## WRITTEN REQUEST
Gather up every line that includes the string "publication".

↓

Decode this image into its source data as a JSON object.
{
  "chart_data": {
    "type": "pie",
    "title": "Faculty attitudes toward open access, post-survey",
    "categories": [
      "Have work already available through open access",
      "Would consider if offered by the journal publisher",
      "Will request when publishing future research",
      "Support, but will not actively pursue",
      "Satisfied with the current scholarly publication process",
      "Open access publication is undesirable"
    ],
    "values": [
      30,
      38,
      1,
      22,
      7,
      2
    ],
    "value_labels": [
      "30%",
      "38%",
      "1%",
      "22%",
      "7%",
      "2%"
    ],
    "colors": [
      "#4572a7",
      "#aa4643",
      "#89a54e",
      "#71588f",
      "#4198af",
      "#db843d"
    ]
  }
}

↑

## SOLUTION TO THE EXERCISE
      "Satisfied with the current scholarly publication process",
      "Open access publication is undesirable"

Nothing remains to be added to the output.